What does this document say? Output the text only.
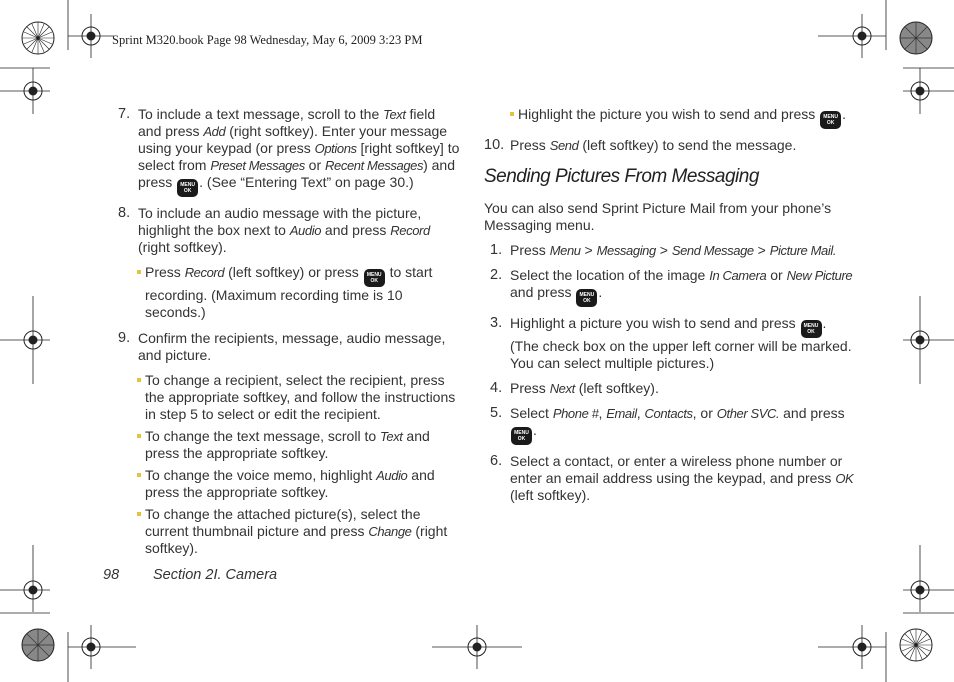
Sprint M320.book Page 98 Wednesday, May 6, 2009 3:23 PM
7. To include a text message, scroll to the Text field and press Add (right softkey). Enter your message using your keypad (or press Options [right softkey] to select from Preset Messages or Recent Messages) and press MENU
OK
. (See “Entering Text” on page 30.)
8. To include an audio message with the picture, highlight the box next to Audio and press Record (right softkey).
Press Record (left softkey) or press MENU
OK
to start recording. (Maximum recording time is 10 seconds.)
9. Confirm the recipients, message, audio message, and picture.
To change a recipient, select the recipient, press the appropriate softkey, and follow the instructions in step 5 to select or edit the recipient.
To change the text message, scroll to Text and press the appropriate softkey.
To change the voice memo, highlight Audio and press the appropriate softkey.
To change the attached picture(s), select the current thumbnail picture and press Change (right softkey).
Highlight the picture you wish to send and press MENU
OK
.
10. Press Send (left softkey) to send the message.
Sending Pictures From Messaging
You can also send Sprint Picture Mail from your phone’s Messaging menu.
1. Press Menu > Messaging > Send Message > Picture Mail.
2. Select the location of the image In Camera or New Picture and press MENU
OK
.
3. Highlight a picture you wish to send and press MENU
OK
. (The check box on the upper left corner will be marked. You can select multiple pictures.)
4. Press Next (left softkey).
5. Select Phone #, Email, Contacts, or Other SVC. and press
MENU
OK
.
6. Select a contact, or enter a wireless phone number or enter an email address using the keypad, and press OK (left softkey).
98 Section 2I. Camera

## PROBLEM TO SOLVE
Copy the records above exactly, omitting every picture.

## ANSWER TO THE PROBLEM
What does this document say? Output the text only.
Sprint M320.book Page 98 Wednesday, May 6, 2009 3:23 PM
7. To include a text message, scroll to the Text field and press Add (right softkey). Enter your message using your keypad (or press Options [right softkey] to select from Preset Messages or Recent Messages) and press MENU
OK
. (See “Entering Text” on page 30.)
8. To include an audio message with the picture, highlight the box next to Audio and press Record (right softkey).
Press Record (left softkey) or press MENU
OK
to start recording. (Maximum recording time is 10 seconds.)
9. Confirm the recipients, message, audio message, and picture.
To change a recipient, select the recipient, press the appropriate softkey, and follow the instructions in step 5 to select or edit the recipient.
To change the text message, scroll to Text and press the appropriate softkey.
To change the voice memo, highlight Audio and press the appropriate softkey.
To change the attached picture(s), select the current thumbnail picture and press Change (right softkey).
Highlight the picture you wish to send and press MENU
OK
.
10. Press Send (left softkey) to send the message.
Sending Pictures From Messaging
You can also send Sprint Picture Mail from your phone’s Messaging menu.
1. Press Menu > Messaging > Send Message > Picture Mail.
2. Select the location of the image In Camera or New Picture and press MENU
OK
.
3. Highlight a picture you wish to send and press MENU
OK
. (The check box on the upper left corner will be marked. You can select multiple pictures.)
4. Press Next (left softkey).
5. Select Phone #, Email, Contacts, or Other SVC. and press
MENU
OK
.
6. Select a contact, or enter a wireless phone number or enter an email address using the keypad, and press OK (left softkey).
98 Section 2I. Camera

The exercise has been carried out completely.